Last updated on: 1/5/2009 12:55:00 PM PST
How Is Hydrogen Fuel Made?
General Reference (not clearly pro or con)
Jeremy Rifkin, President of the Foundation on Economic Trends, stated the following in his Jan. – Feb. 2003 article "The Hydrogen Economy: After Oil, Clean Energy from a Fuel-Cell-Driven Global Hydrogen Web," published by E magazine:
"Chemically bound hydrogen is found everywhere on Earth: in water, fossil fuels and all living things. Yet, it rarely exists free floating in nature. Instead, it has to be extracted from water or from hydrocarbons. Today, nearly half the hydrogen produced in the world is derived from natural gas via a steam reforming process. The natural gas reacts with steam in a catalytic converter. The process strips away the hydrogen atoms, leaving carbon dioxide as the byproduct (and, unfortunately, releasing it to the atmosphere as a global warming gas). Coal can also be reformed through gasification to produce hydrogen, but this is more expensive than using natural gas and also releases CO2, which scientists hope to keep earthbound through a process called 'carbon sequestration.' Hydrogen can also be processed from gasoline or methanol...

● WRITTEN EXERCISE A
Return each line of the records that contains the string "volume".
The hydrogen passage has no connection to the records.

● DATA FOR THIS TASK
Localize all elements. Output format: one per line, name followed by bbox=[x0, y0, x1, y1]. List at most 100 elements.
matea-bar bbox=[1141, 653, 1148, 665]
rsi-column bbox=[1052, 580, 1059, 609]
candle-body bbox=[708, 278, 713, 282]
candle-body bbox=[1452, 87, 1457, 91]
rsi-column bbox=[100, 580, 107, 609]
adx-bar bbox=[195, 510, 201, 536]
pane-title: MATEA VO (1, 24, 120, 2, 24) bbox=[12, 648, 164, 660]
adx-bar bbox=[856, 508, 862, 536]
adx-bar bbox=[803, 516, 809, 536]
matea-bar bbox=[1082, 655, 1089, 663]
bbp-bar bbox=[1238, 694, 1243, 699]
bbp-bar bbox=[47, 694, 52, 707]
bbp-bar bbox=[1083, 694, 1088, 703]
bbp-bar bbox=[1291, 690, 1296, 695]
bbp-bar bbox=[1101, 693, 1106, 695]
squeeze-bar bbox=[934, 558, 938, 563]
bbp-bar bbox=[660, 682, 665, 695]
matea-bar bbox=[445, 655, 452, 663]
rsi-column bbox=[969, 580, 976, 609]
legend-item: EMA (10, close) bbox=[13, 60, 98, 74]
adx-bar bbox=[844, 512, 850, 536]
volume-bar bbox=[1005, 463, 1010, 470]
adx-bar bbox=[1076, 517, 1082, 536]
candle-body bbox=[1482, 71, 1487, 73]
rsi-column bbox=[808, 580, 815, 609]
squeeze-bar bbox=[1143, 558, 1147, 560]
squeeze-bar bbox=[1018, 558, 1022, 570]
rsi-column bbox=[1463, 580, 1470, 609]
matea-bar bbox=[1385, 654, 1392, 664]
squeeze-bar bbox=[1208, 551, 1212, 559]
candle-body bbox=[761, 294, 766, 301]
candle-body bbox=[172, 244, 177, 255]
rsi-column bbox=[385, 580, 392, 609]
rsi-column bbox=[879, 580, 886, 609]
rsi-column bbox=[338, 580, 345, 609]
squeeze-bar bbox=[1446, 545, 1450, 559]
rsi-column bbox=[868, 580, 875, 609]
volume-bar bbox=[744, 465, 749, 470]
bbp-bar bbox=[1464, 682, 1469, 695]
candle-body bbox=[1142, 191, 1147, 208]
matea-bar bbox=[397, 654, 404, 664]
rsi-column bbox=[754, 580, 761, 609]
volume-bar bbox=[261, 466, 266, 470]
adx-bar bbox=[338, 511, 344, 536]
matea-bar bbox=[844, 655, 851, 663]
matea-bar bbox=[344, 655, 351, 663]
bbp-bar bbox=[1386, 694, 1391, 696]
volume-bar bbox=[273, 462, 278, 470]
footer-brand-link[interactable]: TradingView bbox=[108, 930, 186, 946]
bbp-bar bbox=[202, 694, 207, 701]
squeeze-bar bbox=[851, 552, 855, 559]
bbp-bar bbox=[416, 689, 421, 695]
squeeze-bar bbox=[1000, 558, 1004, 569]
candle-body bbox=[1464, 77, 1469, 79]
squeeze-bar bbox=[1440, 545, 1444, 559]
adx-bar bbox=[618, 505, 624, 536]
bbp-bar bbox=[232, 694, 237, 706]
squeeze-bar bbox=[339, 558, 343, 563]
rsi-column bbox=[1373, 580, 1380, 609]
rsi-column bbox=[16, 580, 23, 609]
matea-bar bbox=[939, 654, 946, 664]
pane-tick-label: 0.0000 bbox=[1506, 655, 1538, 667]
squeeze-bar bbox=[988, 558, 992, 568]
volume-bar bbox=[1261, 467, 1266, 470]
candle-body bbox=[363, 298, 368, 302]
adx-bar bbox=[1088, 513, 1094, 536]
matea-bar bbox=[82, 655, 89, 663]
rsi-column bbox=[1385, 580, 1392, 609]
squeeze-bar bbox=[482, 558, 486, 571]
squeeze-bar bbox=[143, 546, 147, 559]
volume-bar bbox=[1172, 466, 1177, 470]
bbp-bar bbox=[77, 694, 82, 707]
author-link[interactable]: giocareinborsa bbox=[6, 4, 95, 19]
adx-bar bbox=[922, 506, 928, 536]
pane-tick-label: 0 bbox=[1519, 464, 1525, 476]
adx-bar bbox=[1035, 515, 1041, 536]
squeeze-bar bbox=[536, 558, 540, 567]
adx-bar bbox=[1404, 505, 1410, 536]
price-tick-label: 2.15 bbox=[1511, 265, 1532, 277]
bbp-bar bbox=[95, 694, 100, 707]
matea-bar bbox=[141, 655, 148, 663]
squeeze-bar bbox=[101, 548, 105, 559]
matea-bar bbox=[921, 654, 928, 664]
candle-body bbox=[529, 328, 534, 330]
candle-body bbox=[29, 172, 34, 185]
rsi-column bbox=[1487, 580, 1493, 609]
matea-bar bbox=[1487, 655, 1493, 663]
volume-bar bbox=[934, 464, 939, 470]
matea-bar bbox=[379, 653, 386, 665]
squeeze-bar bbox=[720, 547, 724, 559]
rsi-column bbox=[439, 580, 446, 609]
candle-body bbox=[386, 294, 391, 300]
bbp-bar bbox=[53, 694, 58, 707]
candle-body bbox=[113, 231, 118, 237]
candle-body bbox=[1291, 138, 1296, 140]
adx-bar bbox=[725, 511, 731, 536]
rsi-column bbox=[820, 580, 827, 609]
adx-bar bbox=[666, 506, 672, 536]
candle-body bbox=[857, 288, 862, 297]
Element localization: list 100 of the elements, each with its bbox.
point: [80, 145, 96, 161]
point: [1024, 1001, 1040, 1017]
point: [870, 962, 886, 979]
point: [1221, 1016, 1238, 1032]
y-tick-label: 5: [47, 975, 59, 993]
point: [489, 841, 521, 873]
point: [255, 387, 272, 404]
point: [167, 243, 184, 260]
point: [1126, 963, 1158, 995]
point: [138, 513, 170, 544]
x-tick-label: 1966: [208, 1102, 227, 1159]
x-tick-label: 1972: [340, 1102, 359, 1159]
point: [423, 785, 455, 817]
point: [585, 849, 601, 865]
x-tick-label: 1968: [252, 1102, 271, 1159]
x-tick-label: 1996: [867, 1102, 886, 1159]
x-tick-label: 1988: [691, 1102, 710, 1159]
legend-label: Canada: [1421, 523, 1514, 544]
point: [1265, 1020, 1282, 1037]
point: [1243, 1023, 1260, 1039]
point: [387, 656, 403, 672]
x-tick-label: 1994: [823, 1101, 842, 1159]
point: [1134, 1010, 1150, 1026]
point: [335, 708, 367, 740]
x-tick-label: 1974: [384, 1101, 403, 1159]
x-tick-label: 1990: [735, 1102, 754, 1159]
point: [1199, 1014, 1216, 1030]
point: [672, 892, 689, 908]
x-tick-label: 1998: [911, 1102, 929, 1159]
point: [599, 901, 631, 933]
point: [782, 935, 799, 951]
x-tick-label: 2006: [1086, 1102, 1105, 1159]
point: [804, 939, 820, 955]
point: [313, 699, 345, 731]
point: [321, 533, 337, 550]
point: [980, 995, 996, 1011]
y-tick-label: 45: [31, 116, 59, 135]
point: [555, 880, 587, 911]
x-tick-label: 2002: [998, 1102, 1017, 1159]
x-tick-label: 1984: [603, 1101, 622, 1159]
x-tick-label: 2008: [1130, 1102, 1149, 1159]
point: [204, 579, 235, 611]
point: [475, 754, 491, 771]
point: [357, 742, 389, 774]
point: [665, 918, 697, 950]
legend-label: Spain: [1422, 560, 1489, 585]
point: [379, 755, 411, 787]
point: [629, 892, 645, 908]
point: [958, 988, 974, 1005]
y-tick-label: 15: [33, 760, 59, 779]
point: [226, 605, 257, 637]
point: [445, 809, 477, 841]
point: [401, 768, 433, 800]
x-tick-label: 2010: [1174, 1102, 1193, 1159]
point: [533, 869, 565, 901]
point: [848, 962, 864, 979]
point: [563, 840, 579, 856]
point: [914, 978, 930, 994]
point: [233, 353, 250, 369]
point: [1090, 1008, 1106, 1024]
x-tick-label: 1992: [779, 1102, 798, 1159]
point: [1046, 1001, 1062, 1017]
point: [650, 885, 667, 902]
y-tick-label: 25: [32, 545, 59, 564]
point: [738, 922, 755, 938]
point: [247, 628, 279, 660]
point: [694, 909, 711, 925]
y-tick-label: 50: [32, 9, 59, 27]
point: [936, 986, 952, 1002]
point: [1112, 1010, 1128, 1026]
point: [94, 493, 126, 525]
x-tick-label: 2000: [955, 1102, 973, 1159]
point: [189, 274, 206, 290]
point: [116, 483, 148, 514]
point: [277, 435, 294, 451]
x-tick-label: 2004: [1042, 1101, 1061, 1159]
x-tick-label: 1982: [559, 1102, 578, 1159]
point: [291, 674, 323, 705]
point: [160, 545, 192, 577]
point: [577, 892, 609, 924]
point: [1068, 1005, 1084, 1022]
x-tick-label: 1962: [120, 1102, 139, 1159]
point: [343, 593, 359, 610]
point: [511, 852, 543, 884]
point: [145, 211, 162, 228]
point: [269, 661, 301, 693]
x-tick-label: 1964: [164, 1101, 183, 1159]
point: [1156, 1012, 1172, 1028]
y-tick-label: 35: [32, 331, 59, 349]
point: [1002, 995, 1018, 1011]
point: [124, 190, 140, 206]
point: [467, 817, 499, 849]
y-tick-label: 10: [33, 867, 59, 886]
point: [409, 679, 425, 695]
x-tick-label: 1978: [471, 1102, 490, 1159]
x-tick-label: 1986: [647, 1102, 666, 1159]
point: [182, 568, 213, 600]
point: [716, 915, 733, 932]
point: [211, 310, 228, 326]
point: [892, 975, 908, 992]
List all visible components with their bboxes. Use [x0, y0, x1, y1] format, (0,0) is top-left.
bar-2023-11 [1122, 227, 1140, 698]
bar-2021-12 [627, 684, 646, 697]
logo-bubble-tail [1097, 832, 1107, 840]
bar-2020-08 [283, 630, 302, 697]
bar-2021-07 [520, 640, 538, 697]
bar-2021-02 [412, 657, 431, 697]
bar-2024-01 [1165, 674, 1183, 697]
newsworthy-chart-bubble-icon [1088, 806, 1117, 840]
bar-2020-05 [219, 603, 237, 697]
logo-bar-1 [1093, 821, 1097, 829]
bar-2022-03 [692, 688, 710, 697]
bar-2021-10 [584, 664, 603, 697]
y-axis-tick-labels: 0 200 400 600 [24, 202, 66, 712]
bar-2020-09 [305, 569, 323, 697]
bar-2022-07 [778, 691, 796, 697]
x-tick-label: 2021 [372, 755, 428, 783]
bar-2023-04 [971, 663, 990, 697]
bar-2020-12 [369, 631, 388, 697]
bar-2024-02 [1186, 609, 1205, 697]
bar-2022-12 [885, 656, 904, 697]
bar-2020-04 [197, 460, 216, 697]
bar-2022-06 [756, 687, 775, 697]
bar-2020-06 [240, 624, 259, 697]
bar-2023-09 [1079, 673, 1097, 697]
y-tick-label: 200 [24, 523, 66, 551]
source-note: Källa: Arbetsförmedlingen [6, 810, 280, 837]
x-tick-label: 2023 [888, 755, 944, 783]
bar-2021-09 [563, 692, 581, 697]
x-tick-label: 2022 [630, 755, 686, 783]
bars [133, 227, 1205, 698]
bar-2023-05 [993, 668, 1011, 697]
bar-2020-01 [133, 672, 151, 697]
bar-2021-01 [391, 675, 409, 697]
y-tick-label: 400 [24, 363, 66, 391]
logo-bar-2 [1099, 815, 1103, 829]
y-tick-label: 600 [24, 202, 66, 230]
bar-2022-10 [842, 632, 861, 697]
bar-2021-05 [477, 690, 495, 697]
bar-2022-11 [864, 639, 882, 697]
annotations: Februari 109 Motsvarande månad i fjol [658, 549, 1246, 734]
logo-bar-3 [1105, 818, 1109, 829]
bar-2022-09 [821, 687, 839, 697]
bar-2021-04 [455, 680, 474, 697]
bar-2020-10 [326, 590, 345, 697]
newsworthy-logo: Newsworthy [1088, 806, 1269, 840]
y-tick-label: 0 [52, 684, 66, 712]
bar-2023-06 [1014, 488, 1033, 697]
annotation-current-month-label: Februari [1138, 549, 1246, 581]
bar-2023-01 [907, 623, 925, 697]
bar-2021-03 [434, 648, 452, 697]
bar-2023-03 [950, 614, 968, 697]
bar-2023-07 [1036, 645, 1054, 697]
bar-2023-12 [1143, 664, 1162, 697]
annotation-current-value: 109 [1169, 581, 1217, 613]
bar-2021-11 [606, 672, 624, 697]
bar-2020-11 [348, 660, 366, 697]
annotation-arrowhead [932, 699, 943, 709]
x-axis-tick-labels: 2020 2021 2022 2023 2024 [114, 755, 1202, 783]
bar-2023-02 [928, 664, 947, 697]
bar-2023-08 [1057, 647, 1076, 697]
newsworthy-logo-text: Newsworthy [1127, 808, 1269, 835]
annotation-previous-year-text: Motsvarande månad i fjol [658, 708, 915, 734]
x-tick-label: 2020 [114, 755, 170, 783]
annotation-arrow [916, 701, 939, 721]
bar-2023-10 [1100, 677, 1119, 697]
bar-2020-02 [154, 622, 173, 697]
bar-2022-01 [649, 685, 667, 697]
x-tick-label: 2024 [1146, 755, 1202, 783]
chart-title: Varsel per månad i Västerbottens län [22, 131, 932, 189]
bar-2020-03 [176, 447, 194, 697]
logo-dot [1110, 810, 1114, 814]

● WRITTEN EXERCISE B
According to the hydrogen passage, why must hydrogen be extracted from water or hydrocarbons?

● COMPLETE RESPONSE A
volume-bar bbox=[1005, 463, 1010, 470]
volume-bar bbox=[744, 465, 749, 470]
volume-bar bbox=[261, 466, 266, 470]
volume-bar bbox=[273, 462, 278, 470]
volume-bar bbox=[1261, 467, 1266, 470]
volume-bar bbox=[1172, 466, 1177, 470]
volume-bar bbox=[934, 464, 939, 470]

● COMPLETE RESPONSE B
Hydrogen is chemically bound in water, fossil fuels and all living things, but it rarely exists free floating in nature. It therefore has to be extracted from water or from hydrocarbons.